Data in this exercise:
#####
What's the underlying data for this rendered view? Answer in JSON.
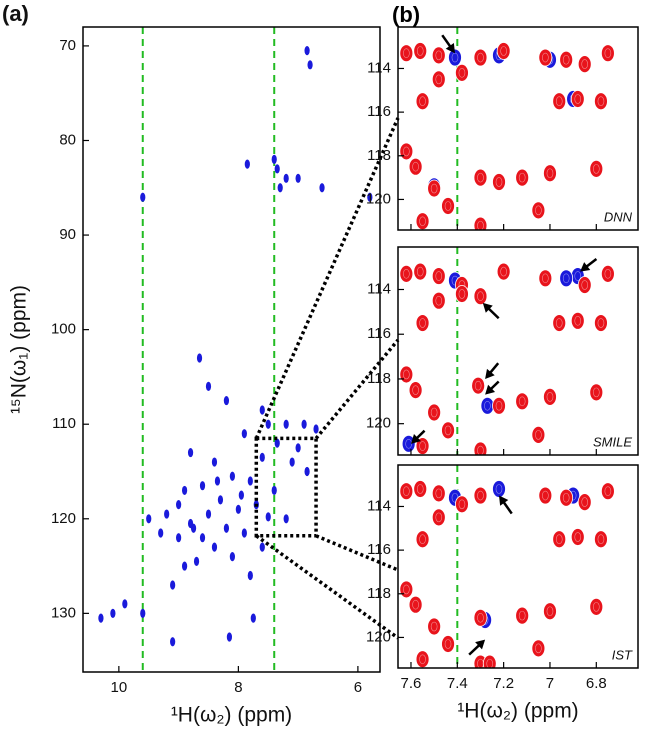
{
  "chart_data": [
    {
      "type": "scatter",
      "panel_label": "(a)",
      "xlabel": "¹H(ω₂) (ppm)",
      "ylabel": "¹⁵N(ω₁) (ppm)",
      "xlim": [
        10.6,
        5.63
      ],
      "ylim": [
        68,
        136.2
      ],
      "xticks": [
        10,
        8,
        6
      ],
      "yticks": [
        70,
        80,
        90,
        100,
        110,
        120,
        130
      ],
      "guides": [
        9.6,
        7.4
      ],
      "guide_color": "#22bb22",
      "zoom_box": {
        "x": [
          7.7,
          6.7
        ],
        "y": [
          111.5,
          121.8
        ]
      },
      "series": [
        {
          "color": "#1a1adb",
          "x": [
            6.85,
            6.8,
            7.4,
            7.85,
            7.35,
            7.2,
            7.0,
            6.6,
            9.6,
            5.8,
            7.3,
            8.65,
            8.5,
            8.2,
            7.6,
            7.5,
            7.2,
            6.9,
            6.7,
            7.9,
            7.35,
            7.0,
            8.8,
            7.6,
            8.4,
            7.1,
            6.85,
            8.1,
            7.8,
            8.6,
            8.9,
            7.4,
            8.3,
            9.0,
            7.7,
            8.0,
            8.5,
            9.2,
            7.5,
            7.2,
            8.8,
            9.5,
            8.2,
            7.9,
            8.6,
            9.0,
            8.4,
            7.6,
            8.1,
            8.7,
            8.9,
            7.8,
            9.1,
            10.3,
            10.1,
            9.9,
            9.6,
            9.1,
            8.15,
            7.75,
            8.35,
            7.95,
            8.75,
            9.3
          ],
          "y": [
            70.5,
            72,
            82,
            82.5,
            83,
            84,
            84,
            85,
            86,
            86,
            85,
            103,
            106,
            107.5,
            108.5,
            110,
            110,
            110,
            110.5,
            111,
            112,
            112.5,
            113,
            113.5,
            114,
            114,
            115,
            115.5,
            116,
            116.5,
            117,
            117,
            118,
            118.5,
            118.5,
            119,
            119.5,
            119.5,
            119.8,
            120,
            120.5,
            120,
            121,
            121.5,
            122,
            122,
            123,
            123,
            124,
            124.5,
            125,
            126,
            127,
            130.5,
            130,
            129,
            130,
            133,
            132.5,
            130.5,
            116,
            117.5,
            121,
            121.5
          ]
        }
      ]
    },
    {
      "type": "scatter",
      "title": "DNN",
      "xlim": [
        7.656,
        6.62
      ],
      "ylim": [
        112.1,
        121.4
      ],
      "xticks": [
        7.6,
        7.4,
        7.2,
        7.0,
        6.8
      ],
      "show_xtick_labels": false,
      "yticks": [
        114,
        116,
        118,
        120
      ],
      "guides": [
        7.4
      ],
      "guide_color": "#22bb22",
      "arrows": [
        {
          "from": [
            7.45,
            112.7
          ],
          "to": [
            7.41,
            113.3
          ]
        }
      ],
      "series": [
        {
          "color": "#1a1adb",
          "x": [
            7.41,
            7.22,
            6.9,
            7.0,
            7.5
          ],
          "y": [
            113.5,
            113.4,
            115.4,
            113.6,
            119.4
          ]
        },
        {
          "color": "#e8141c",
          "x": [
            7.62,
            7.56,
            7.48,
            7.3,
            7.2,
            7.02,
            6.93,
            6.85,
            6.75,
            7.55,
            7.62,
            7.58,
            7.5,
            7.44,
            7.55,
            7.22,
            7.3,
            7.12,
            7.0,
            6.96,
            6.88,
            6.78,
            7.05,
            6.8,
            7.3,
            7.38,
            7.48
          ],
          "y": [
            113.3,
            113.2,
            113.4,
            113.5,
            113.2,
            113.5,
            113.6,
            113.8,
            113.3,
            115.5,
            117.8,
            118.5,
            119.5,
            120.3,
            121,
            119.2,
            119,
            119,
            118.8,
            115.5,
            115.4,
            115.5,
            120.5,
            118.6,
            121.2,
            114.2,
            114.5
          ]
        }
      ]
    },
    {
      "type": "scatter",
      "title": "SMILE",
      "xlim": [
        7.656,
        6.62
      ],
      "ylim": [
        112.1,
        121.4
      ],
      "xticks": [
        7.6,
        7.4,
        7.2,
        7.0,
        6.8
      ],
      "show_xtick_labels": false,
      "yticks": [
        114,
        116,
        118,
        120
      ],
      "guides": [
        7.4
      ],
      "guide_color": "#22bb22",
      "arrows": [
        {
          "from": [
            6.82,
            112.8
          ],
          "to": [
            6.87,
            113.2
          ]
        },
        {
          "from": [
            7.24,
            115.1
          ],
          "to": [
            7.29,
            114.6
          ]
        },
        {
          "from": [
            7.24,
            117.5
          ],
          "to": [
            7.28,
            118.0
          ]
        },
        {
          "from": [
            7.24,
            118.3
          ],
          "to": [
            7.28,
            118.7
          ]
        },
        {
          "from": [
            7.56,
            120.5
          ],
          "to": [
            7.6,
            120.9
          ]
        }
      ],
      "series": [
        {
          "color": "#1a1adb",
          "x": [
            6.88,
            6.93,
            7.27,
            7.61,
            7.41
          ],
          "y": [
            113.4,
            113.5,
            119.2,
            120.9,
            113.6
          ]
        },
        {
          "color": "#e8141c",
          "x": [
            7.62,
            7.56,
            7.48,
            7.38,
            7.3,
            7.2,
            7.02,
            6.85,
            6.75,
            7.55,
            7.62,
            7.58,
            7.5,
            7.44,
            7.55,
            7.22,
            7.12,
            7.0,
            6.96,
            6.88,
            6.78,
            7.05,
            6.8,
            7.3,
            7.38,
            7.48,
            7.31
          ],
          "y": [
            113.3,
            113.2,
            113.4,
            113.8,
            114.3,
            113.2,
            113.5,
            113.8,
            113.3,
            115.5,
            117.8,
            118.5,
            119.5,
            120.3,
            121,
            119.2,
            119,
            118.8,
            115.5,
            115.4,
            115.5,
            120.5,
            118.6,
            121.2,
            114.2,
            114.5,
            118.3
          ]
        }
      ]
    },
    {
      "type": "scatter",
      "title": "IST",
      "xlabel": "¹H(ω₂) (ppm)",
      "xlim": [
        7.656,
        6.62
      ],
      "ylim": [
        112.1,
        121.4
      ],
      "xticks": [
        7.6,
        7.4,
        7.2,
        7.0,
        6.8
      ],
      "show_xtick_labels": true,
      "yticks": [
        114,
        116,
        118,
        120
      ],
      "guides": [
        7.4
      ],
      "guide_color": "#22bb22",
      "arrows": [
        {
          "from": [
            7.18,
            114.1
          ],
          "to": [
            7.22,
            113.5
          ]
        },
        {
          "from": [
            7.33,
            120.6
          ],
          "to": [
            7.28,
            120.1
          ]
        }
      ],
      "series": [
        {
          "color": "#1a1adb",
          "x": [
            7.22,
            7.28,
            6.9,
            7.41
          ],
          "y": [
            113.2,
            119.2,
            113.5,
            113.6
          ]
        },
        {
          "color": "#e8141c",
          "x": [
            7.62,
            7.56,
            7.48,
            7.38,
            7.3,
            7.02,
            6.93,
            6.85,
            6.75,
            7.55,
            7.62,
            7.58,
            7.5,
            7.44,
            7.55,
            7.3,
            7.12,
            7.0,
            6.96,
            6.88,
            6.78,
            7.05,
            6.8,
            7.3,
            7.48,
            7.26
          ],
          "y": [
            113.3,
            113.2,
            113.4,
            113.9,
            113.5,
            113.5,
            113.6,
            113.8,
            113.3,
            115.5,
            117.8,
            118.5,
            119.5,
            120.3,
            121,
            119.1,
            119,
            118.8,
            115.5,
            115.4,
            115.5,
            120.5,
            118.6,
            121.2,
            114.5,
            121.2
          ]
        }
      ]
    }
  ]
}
#####
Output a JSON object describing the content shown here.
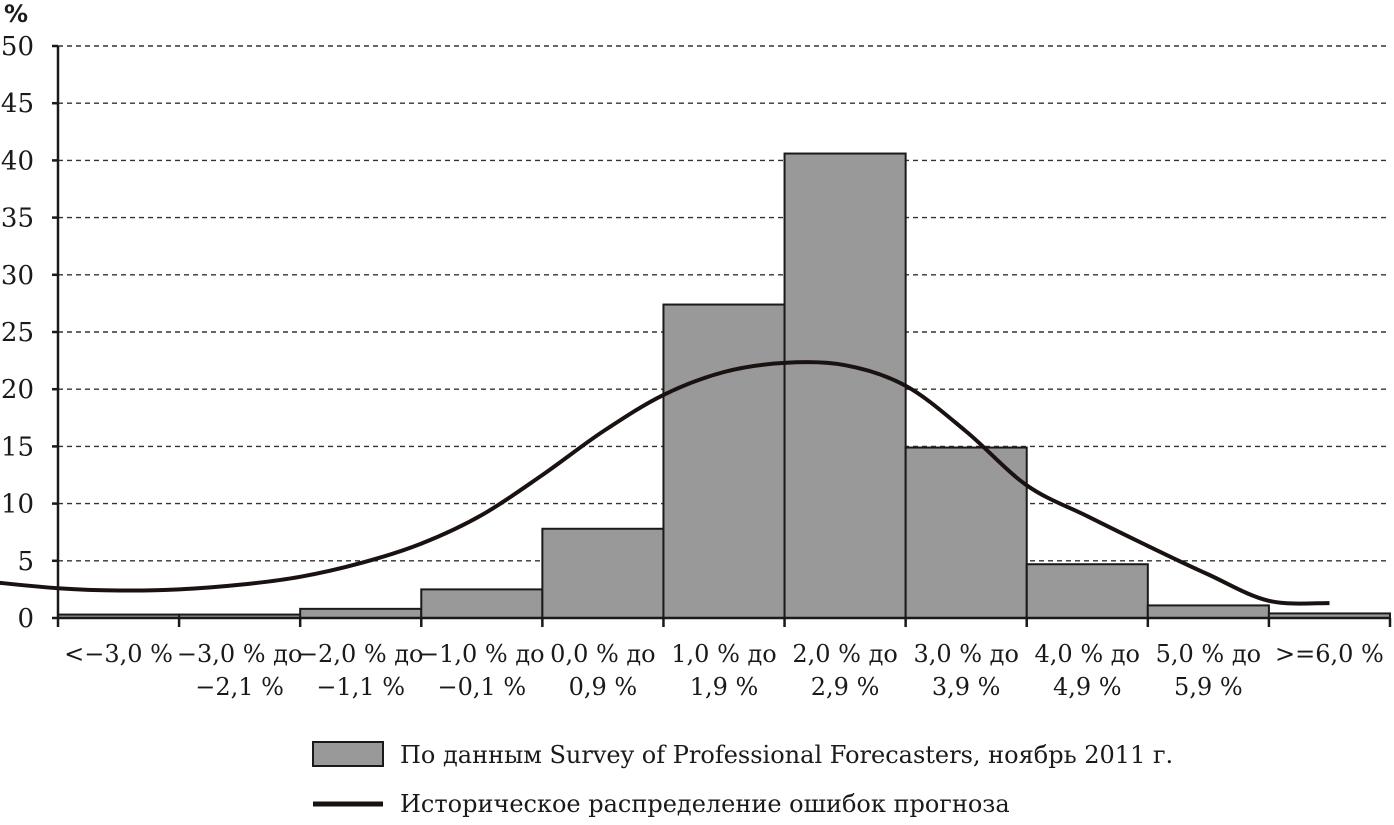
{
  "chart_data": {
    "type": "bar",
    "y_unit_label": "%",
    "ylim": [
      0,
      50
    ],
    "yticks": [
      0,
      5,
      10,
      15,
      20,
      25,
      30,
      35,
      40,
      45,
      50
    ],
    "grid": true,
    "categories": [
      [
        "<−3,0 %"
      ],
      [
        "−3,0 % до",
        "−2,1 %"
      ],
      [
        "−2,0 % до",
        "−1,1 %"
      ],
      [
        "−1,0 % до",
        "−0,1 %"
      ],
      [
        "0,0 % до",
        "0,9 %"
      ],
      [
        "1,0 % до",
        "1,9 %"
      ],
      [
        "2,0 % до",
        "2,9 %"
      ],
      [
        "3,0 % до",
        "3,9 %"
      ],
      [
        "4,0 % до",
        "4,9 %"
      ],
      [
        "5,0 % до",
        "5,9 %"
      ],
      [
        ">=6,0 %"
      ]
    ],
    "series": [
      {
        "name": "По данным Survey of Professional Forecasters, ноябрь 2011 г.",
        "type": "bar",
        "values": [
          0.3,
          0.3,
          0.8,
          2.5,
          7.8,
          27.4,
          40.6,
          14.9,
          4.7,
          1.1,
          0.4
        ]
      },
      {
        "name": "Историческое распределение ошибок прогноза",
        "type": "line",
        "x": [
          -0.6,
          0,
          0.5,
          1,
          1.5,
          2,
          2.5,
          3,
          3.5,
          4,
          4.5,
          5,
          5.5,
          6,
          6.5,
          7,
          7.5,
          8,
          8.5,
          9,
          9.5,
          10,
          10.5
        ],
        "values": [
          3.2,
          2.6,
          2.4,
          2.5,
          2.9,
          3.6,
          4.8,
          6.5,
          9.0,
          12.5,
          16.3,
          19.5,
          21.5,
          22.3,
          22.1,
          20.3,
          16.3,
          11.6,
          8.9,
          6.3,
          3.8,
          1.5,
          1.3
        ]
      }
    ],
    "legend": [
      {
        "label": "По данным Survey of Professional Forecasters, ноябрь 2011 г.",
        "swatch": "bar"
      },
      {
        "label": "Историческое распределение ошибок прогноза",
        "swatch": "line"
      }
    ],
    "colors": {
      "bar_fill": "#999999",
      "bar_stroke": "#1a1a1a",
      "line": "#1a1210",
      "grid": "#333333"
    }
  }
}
#####
Spot every line that holds "данным" and copy it.

The reply:
        "name": "По данным Survey of Professional Forecasters, ноябрь 2011 г.",
        "label": "По данным Survey of Professional Forecasters, ноябрь 2011 г.",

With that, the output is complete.